Written request:
Quote every line below exactly as it reads.

[Stored items from a collection]

____

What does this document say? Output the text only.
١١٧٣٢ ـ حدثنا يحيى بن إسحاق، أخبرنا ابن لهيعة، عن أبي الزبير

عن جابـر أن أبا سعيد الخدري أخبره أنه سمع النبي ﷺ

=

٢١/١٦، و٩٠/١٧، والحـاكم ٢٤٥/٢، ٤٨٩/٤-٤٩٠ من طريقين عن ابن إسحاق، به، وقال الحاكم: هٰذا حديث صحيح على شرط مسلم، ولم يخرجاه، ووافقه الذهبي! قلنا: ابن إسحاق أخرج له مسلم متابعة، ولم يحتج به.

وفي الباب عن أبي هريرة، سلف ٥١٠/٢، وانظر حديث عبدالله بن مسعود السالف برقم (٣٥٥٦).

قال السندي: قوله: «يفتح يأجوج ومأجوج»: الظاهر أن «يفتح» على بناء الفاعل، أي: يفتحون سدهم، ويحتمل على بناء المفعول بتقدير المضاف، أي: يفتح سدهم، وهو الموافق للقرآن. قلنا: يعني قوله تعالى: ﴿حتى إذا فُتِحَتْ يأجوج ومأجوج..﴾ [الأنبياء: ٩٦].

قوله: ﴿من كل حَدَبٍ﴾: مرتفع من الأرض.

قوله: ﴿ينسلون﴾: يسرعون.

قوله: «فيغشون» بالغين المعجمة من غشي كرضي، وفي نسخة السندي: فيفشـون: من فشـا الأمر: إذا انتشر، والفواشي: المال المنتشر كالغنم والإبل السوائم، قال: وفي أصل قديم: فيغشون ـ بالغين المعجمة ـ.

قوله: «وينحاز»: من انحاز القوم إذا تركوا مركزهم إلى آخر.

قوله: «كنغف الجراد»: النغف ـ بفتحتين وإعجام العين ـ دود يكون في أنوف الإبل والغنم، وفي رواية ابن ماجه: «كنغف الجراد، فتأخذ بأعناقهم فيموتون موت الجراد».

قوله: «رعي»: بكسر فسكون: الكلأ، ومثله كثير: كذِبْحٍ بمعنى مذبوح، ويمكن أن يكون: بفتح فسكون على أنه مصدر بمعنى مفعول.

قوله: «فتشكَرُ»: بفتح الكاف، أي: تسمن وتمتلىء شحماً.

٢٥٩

____

Result:
What does this document say? Output the text only.
١١٧٣٢ ـ حدثنا يحيى بن إسحاق، أخبرنا ابن لهيعة، عن أبي الزبير

عن جابـر أن أبا سعيد الخدري أخبره أنه سمع النبي ﷺ

=

٢١/١٦، و٩٠/١٧، والحـاكم ٢٤٥/٢، ٤٨٩/٤-٤٩٠ من طريقين عن ابن إسحاق، به، وقال الحاكم: هٰذا حديث صحيح على شرط مسلم، ولم يخرجاه، ووافقه الذهبي! قلنا: ابن إسحاق أخرج له مسلم متابعة، ولم يحتج به.

وفي الباب عن أبي هريرة، سلف ٥١٠/٢، وانظر حديث عبدالله بن مسعود السالف برقم (٣٥٥٦).

قال السندي: قوله: «يفتح يأجوج ومأجوج»: الظاهر أن «يفتح» على بناء الفاعل، أي: يفتحون سدهم، ويحتمل على بناء المفعول بتقدير المضاف، أي: يفتح سدهم، وهو الموافق للقرآن. قلنا: يعني قوله تعالى: ﴿حتى إذا فُتِحَتْ يأجوج ومأجوج..﴾ [الأنبياء: ٩٦].

قوله: ﴿من كل حَدَبٍ﴾: مرتفع من الأرض.

قوله: ﴿ينسلون﴾: يسرعون.

قوله: «فيغشون» بالغين المعجمة من غشي كرضي، وفي نسخة السندي: فيفشـون: من فشـا الأمر: إذا انتشر، والفواشي: المال المنتشر كالغنم والإبل السوائم، قال: وفي أصل قديم: فيغشون ـ بالغين المعجمة ـ.

قوله: «وينحاز»: من انحاز القوم إذا تركوا مركزهم إلى آخر.

قوله: «كنغف الجراد»: النغف ـ بفتحتين وإعجام العين ـ دود يكون في أنوف الإبل والغنم، وفي رواية ابن ماجه: «كنغف الجراد، فتأخذ بأعناقهم فيموتون موت الجراد».

قوله: «رعي»: بكسر فسكون: الكلأ، ومثله كثير: كذِبْحٍ بمعنى مذبوح، ويمكن أن يكون: بفتح فسكون على أنه مصدر بمعنى مفعول.

قوله: «فتشكَرُ»: بفتح الكاف، أي: تسمن وتمتلىء شحماً.

٢٥٩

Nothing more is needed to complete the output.